[Collection entries]

■ ■ ■ ■ ■ ■ ■

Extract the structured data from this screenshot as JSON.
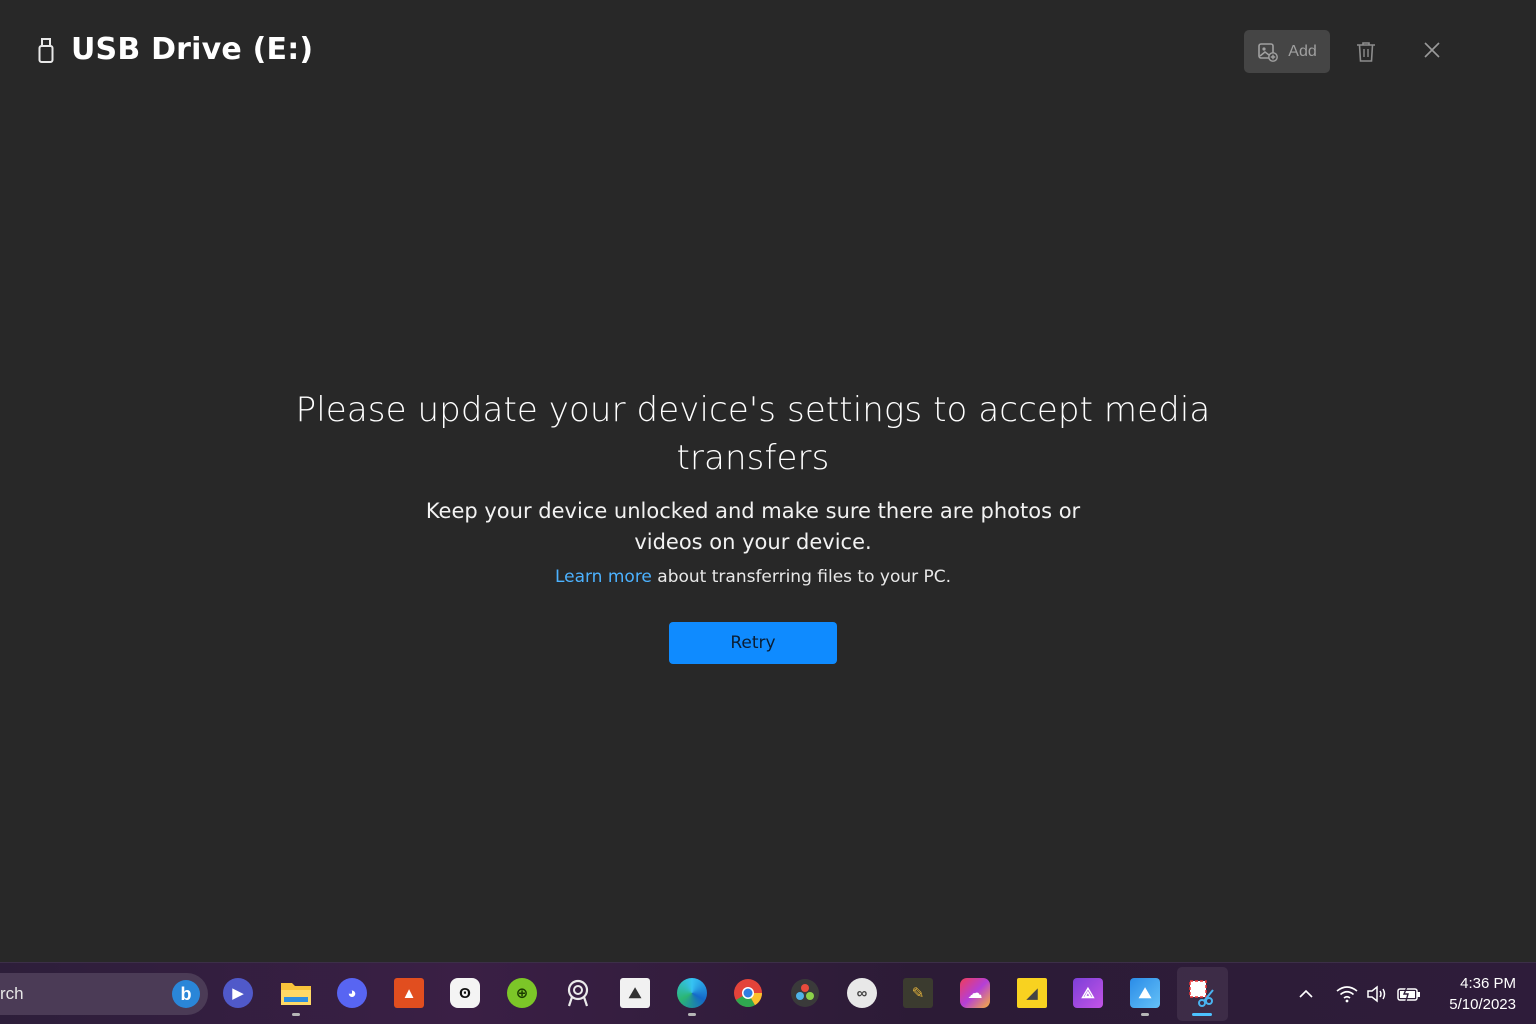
{
  "window": {
    "title": "USB Drive (E:)",
    "add_label": "Add"
  },
  "message": {
    "headline": "Please update your device's settings to accept media transfers",
    "subtext": "Keep your device unlocked and make sure there are photos or videos on your device.",
    "learn_link": "Learn more",
    "learn_rest": " about transferring files to your PC."
  },
  "retry_label": "Retry",
  "taskbar": {
    "search_text": "rch",
    "apps": [
      "bing-icon",
      "meet-icon",
      "file-explorer-icon",
      "discord-icon",
      "sketchbook-icon",
      "lasso-icon",
      "android-icon",
      "ribbon-icon",
      "gimp-icon",
      "edge-icon",
      "chrome-icon",
      "davinci-resolve-icon",
      "cloud-icon",
      "vector-icon",
      "creative-cloud-icon",
      "sticky-notes-icon",
      "affinity-photo-icon",
      "photos-icon",
      "snipping-tool-icon"
    ],
    "time": "4:36 PM",
    "date": "5/10/2023"
  },
  "colors": {
    "background": "#282828",
    "accent": "#0f8bff",
    "link": "#4cb2ff"
  }
}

■ ■ ■ ■ ■ ■ ■

**Instructions to follow**.
Filter the entries and copy out every line with the word "photos".

**In response**.
    "subtext": "Keep your device unlocked and make sure there are photos or videos on your device.",
      "photos-icon",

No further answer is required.